* Work required *
Copy all lines in which the word "Death" can be found.

********

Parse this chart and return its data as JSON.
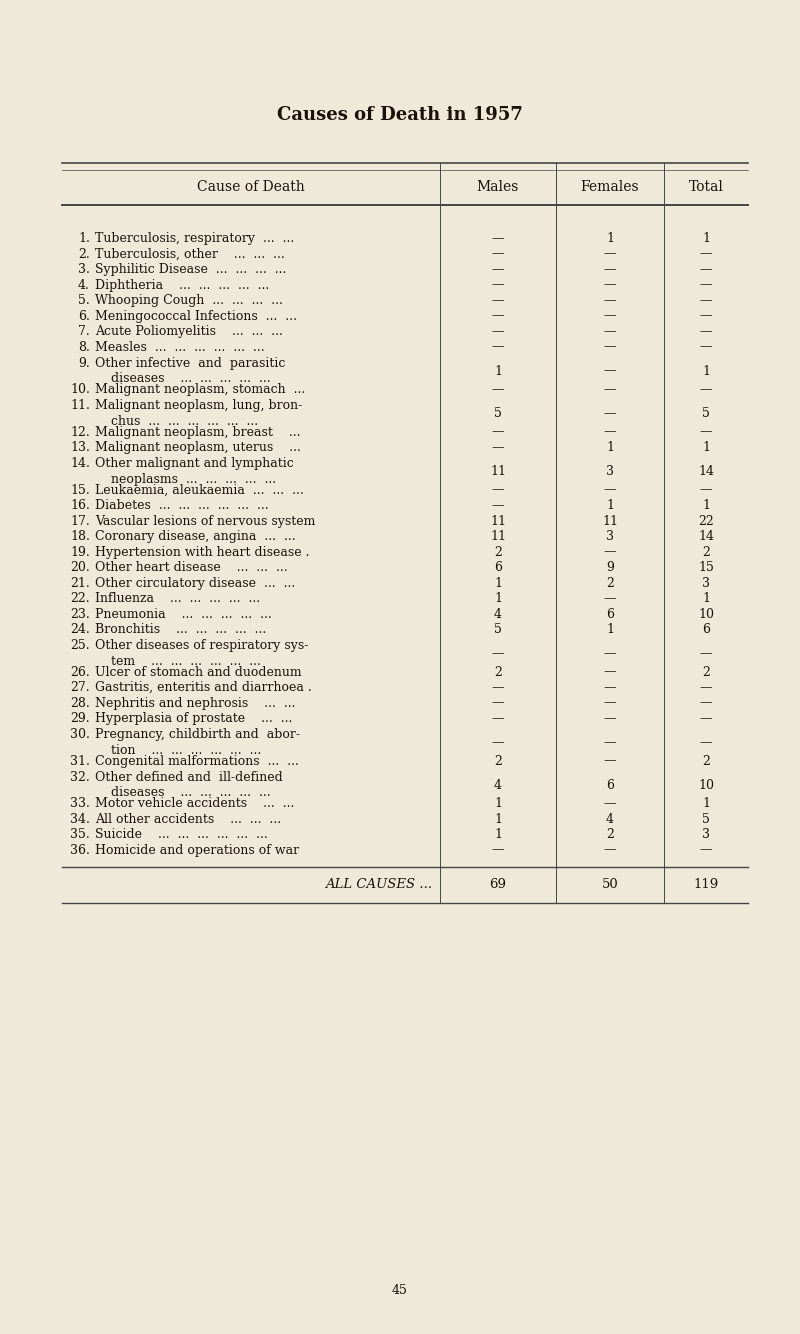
{
  "title": "Causes of Death in 1957",
  "bg_color": "#eee9d8",
  "text_color": "#1a1208",
  "col_headers": [
    "Cause of Death",
    "Males",
    "Females",
    "Total"
  ],
  "rows": [
    {
      "num": "1.",
      "line1": "Tuberculosis, respiratory  ...  ...",
      "line2": null,
      "males": "—",
      "females": "1",
      "total": "1"
    },
    {
      "num": "2.",
      "line1": "Tuberculosis, other    ...  ...  ...",
      "line2": null,
      "males": "—",
      "females": "—",
      "total": "—"
    },
    {
      "num": "3.",
      "line1": "Syphilitic Disease  ...  ...  ...  ...",
      "line2": null,
      "males": "—",
      "females": "—",
      "total": "—"
    },
    {
      "num": "4.",
      "line1": "Diphtheria    ...  ...  ...  ...  ...",
      "line2": null,
      "males": "—",
      "females": "—",
      "total": "—"
    },
    {
      "num": "5.",
      "line1": "Whooping Cough  ...  ...  ...  ...",
      "line2": null,
      "males": "—",
      "females": "—",
      "total": "—"
    },
    {
      "num": "6.",
      "line1": "Meningococcal Infections  ...  ...",
      "line2": null,
      "males": "—",
      "females": "—",
      "total": "—"
    },
    {
      "num": "7.",
      "line1": "Acute Poliomyelitis    ...  ...  ...",
      "line2": null,
      "males": "—",
      "females": "—",
      "total": "—"
    },
    {
      "num": "8.",
      "line1": "Measles  ...  ...  ...  ...  ...  ...",
      "line2": null,
      "males": "—",
      "females": "—",
      "total": "—"
    },
    {
      "num": "9.",
      "line1": "Other infective  and  parasitic",
      "line2": "    diseases    ...  ...  ...  ...  ...",
      "males": "1",
      "females": "—",
      "total": "1"
    },
    {
      "num": "10.",
      "line1": "Malignant neoplasm, stomach  ...",
      "line2": null,
      "males": "—",
      "females": "—",
      "total": "—"
    },
    {
      "num": "11.",
      "line1": "Malignant neoplasm, lung, bron-",
      "line2": "    chus  ...  ...  ...  ...  ...  ...",
      "males": "5",
      "females": "—",
      "total": "5"
    },
    {
      "num": "12.",
      "line1": "Malignant neoplasm, breast    ...",
      "line2": null,
      "males": "—",
      "females": "—",
      "total": "—"
    },
    {
      "num": "13.",
      "line1": "Malignant neoplasm, uterus    ...",
      "line2": null,
      "males": "—",
      "females": "1",
      "total": "1"
    },
    {
      "num": "14.",
      "line1": "Other malignant and lymphatic",
      "line2": "    neoplasms  ...  ...  ...  ...  ...",
      "males": "11",
      "females": "3",
      "total": "14"
    },
    {
      "num": "15.",
      "line1": "Leukaemia, aleukaemia  ...  ...  ...",
      "line2": null,
      "males": "—",
      "females": "—",
      "total": "—"
    },
    {
      "num": "16.",
      "line1": "Diabetes  ...  ...  ...  ...  ...  ...",
      "line2": null,
      "males": "—",
      "females": "1",
      "total": "1"
    },
    {
      "num": "17.",
      "line1": "Vascular lesions of nervous system",
      "line2": null,
      "males": "11",
      "females": "11",
      "total": "22"
    },
    {
      "num": "18.",
      "line1": "Coronary disease, angina  ...  ...",
      "line2": null,
      "males": "11",
      "females": "3",
      "total": "14"
    },
    {
      "num": "19.",
      "line1": "Hypertension with heart disease .",
      "line2": null,
      "males": "2",
      "females": "—",
      "total": "2"
    },
    {
      "num": "20.",
      "line1": "Other heart disease    ...  ...  ...",
      "line2": null,
      "males": "6",
      "females": "9",
      "total": "15"
    },
    {
      "num": "21.",
      "line1": "Other circulatory disease  ...  ...",
      "line2": null,
      "males": "1",
      "females": "2",
      "total": "3"
    },
    {
      "num": "22.",
      "line1": "Influenza    ...  ...  ...  ...  ...",
      "line2": null,
      "males": "1",
      "females": "—",
      "total": "1"
    },
    {
      "num": "23.",
      "line1": "Pneumonia    ...  ...  ...  ...  ...",
      "line2": null,
      "males": "4",
      "females": "6",
      "total": "10"
    },
    {
      "num": "24.",
      "line1": "Bronchitis    ...  ...  ...  ...  ...",
      "line2": null,
      "males": "5",
      "females": "1",
      "total": "6"
    },
    {
      "num": "25.",
      "line1": "Other diseases of respiratory sys-",
      "line2": "    tem    ...  ...  ...  ...  ...  ...",
      "males": "—",
      "females": "—",
      "total": "—"
    },
    {
      "num": "26.",
      "line1": "Ulcer of stomach and duodenum",
      "line2": null,
      "males": "2",
      "females": "—",
      "total": "2"
    },
    {
      "num": "27.",
      "line1": "Gastritis, enteritis and diarrhoea .",
      "line2": null,
      "males": "—",
      "females": "—",
      "total": "—"
    },
    {
      "num": "28.",
      "line1": "Nephritis and nephrosis    ...  ...",
      "line2": null,
      "males": "—",
      "females": "—",
      "total": "—"
    },
    {
      "num": "29.",
      "line1": "Hyperplasia of prostate    ...  ...",
      "line2": null,
      "males": "—",
      "females": "—",
      "total": "—"
    },
    {
      "num": "30.",
      "line1": "Pregnancy, childbirth and  abor-",
      "line2": "    tion    ...  ...  ...  ...  ...  ...",
      "males": "—",
      "females": "—",
      "total": "—"
    },
    {
      "num": "31.",
      "line1": "Congenital malformations  ...  ...",
      "line2": null,
      "males": "2",
      "females": "—",
      "total": "2"
    },
    {
      "num": "32.",
      "line1": "Other defined and  ill-defined",
      "line2": "    diseases    ...  ...  ...  ...  ...",
      "males": "4",
      "females": "6",
      "total": "10"
    },
    {
      "num": "33.",
      "line1": "Motor vehicle accidents    ...  ...",
      "line2": null,
      "males": "1",
      "females": "—",
      "total": "1"
    },
    {
      "num": "34.",
      "line1": "All other accidents    ...  ...  ...",
      "line2": null,
      "males": "1",
      "females": "4",
      "total": "5"
    },
    {
      "num": "35.",
      "line1": "Suicide    ...  ...  ...  ...  ...  ...",
      "line2": null,
      "males": "1",
      "females": "2",
      "total": "3"
    },
    {
      "num": "36.",
      "line1": "Homicide and operations of war",
      "line2": null,
      "males": "—",
      "females": "—",
      "total": "—"
    }
  ],
  "footer_label": "ALL CAUSES ...",
  "footer_males": "69",
  "footer_females": "50",
  "footer_total": "119",
  "page_number": "45"
}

********

* Task answer *
  "title": "Causes of Death in 1957",
    "Cause of Death",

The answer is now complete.